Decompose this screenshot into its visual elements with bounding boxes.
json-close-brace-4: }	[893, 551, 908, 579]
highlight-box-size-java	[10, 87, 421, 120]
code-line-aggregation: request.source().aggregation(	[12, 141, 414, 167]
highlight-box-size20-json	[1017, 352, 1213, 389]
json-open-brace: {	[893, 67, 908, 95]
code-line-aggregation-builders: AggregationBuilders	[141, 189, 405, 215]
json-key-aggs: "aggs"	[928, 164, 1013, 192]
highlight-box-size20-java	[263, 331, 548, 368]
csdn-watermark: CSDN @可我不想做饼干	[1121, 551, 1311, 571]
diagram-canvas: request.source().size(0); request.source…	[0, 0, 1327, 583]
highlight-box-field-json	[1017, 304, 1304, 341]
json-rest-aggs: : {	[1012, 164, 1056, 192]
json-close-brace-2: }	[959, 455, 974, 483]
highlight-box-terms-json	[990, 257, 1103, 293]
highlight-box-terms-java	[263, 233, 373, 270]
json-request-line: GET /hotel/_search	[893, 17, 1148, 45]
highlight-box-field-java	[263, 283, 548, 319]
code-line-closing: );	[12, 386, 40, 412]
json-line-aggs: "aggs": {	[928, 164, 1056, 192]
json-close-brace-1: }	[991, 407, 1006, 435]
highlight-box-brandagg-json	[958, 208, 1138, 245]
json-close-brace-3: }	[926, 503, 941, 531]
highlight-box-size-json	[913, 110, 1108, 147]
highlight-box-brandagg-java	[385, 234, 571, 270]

● ● ● ●

**Stated problem**
Reproduce the lines word for word, starting with the first one and stopping after the line that contains "304, 1304, 341]".

**Answer below**
Decompose this screenshot into its visual elements with bounding boxes.
json-close-brace-4: }	[893, 551, 908, 579]
highlight-box-size-java	[10, 87, 421, 120]
code-line-aggregation: request.source().aggregation(	[12, 141, 414, 167]
highlight-box-size20-json	[1017, 352, 1213, 389]
json-open-brace: {	[893, 67, 908, 95]
code-line-aggregation-builders: AggregationBuilders	[141, 189, 405, 215]
json-key-aggs: "aggs"	[928, 164, 1013, 192]
highlight-box-size20-java	[263, 331, 548, 368]
csdn-watermark: CSDN @可我不想做饼干	[1121, 551, 1311, 571]
diagram-canvas: request.source().size(0); request.source…	[0, 0, 1327, 583]
highlight-box-field-json	[1017, 304, 1304, 341]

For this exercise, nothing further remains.